_WORK REQUIRED_: Give back a single number, the count of lines containing the word "JSON".

_DATA ROWS_:
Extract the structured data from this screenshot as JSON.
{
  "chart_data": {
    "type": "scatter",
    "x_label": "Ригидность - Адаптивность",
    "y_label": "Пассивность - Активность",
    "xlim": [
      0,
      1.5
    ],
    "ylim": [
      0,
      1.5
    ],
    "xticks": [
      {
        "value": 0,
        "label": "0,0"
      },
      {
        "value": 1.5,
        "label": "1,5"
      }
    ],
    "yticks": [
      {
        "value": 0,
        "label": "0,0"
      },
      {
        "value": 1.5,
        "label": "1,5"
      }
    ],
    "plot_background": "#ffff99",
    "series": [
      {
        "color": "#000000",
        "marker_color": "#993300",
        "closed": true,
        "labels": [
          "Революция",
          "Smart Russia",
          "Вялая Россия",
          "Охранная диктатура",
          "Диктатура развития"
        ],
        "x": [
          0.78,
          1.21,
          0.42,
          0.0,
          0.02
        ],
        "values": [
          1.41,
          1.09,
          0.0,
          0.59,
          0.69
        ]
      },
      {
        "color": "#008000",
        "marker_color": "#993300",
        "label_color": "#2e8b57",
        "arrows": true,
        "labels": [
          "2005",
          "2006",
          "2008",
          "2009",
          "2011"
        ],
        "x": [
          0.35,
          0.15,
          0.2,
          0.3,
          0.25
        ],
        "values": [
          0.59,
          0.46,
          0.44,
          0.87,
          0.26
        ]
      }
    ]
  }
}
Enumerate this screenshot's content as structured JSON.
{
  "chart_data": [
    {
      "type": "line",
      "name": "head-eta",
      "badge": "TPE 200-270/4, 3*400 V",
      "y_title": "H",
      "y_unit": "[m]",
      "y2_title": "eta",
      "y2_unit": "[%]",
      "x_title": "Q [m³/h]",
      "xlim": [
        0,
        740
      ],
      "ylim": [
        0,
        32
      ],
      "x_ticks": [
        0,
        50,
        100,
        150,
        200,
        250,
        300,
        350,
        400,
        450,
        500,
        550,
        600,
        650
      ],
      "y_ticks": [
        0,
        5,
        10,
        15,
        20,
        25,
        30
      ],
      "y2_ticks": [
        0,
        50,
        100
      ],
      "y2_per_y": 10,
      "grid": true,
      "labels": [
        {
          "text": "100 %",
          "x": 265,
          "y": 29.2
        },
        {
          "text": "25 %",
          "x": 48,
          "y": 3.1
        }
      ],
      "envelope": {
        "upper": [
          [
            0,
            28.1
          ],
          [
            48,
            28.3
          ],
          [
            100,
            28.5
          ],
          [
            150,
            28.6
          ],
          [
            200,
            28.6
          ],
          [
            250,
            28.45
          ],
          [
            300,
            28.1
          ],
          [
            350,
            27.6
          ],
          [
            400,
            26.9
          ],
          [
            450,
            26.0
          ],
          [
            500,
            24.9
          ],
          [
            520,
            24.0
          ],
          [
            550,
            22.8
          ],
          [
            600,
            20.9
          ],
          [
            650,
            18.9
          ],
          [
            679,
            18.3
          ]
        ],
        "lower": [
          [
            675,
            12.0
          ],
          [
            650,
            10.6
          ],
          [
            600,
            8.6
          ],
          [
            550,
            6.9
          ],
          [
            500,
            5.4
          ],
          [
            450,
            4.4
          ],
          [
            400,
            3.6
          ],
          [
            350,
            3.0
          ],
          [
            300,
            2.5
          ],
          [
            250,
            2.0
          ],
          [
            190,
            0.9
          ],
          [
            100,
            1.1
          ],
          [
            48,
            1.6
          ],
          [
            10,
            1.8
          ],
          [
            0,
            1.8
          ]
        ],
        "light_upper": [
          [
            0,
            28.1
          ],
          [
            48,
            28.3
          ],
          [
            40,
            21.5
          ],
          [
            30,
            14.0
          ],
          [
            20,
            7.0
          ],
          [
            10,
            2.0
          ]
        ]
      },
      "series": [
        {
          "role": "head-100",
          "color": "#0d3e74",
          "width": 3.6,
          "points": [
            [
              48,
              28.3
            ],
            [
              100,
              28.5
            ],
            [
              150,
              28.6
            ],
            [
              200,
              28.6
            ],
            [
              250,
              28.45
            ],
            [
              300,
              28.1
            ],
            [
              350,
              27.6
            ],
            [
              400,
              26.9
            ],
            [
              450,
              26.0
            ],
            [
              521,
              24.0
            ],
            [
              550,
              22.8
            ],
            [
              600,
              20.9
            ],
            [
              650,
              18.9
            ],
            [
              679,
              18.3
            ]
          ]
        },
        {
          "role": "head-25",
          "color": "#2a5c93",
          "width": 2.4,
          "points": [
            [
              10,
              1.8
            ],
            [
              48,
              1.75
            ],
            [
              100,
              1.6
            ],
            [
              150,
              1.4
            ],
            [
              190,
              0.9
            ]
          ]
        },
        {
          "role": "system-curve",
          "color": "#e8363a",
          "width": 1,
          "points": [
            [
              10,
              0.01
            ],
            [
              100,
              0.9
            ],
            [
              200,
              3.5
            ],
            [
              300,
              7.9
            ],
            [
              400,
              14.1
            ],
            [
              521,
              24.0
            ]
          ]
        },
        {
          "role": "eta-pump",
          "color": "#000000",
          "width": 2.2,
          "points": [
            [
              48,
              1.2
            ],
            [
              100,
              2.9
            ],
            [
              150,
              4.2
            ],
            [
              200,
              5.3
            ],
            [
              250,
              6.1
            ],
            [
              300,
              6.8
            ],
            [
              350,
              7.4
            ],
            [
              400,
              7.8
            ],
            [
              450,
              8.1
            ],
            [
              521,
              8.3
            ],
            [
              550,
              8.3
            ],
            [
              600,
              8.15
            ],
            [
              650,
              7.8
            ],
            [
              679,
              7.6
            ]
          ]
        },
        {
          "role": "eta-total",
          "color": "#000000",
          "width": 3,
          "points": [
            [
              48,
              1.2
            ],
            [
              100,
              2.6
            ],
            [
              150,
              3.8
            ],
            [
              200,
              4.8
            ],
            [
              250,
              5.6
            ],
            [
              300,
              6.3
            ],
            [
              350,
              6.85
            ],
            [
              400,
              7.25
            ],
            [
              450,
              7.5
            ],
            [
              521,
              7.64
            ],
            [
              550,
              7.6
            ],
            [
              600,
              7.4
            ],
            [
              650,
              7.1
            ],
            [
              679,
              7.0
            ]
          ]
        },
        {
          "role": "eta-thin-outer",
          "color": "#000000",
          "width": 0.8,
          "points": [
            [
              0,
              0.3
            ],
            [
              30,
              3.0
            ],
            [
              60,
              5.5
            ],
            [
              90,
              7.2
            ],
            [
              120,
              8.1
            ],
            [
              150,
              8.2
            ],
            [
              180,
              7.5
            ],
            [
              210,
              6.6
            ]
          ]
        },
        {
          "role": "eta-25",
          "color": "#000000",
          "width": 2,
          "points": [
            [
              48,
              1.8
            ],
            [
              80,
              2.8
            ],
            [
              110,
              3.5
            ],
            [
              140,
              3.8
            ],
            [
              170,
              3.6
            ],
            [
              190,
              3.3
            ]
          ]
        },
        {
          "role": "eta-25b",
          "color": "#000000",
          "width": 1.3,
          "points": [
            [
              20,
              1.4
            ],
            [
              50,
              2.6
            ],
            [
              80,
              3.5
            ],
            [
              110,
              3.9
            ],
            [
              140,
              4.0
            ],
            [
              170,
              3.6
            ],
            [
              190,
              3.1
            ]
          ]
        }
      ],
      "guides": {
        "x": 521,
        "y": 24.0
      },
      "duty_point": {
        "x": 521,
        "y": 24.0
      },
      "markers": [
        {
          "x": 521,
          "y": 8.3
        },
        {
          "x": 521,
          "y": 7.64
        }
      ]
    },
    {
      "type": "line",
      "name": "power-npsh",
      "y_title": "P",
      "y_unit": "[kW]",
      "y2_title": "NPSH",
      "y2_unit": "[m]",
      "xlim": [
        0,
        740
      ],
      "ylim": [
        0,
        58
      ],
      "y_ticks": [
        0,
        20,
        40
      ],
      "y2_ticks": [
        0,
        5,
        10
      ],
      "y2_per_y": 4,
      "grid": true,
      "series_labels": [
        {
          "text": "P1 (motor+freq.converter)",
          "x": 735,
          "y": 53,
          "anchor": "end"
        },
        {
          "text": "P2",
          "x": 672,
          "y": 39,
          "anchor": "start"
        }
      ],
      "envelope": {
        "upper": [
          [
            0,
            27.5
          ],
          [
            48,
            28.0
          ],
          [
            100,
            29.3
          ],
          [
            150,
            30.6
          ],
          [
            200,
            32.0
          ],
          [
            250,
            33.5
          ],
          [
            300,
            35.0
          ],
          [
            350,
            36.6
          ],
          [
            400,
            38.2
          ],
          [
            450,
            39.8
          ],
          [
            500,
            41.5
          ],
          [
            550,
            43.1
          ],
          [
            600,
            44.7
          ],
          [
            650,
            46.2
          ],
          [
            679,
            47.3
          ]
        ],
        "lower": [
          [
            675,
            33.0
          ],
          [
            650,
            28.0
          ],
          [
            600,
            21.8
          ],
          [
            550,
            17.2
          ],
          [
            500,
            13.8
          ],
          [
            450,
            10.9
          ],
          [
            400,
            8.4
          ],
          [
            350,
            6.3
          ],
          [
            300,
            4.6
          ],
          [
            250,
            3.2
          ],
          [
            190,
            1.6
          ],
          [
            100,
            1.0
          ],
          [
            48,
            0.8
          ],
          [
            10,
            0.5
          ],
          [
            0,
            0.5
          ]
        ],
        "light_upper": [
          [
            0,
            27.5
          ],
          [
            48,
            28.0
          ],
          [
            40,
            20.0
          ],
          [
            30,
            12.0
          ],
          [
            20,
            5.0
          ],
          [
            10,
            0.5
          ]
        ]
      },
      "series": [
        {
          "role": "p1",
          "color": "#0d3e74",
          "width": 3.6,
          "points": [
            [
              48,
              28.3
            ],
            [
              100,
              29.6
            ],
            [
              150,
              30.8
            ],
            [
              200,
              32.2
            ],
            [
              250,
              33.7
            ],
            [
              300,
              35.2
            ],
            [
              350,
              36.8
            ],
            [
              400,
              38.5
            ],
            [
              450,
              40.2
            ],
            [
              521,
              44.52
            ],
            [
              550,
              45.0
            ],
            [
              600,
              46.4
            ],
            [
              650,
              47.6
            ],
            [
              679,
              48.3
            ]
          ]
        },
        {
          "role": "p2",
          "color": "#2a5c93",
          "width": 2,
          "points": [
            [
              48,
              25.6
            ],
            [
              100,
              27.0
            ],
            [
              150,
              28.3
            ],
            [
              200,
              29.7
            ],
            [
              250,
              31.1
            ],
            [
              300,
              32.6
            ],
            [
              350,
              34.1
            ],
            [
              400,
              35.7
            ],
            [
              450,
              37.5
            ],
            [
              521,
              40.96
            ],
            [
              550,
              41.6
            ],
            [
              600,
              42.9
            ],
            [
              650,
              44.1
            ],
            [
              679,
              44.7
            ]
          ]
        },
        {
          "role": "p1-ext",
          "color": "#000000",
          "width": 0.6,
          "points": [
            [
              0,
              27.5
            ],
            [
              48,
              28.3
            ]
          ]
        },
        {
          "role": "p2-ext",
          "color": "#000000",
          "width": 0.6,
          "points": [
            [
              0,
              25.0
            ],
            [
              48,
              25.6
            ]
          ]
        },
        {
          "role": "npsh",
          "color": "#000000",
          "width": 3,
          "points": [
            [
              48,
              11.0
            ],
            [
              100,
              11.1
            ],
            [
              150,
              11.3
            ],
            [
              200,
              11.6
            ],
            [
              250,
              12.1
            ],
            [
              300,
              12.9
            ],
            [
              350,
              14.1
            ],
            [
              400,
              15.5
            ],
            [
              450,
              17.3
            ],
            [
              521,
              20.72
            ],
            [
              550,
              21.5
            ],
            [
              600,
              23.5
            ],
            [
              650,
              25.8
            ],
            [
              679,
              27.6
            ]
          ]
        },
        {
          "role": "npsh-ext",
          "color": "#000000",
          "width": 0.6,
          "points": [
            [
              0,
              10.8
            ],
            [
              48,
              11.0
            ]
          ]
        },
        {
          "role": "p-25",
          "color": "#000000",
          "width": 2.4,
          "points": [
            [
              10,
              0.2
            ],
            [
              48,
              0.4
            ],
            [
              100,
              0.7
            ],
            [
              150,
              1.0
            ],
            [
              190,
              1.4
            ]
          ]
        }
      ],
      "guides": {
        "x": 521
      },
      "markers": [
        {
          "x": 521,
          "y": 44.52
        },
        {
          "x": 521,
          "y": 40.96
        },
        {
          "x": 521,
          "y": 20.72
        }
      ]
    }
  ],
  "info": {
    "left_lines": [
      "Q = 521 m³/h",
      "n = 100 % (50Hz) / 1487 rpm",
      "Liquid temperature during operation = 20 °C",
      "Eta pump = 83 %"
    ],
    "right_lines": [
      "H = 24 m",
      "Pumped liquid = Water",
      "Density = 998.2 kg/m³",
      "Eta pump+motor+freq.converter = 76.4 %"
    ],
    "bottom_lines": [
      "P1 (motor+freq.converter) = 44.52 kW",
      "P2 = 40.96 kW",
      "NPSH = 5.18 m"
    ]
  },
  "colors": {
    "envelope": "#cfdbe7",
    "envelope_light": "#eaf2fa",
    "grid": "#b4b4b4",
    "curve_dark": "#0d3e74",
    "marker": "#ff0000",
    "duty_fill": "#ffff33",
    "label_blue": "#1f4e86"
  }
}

_RESPONSE TO THE EXERCISE_: 2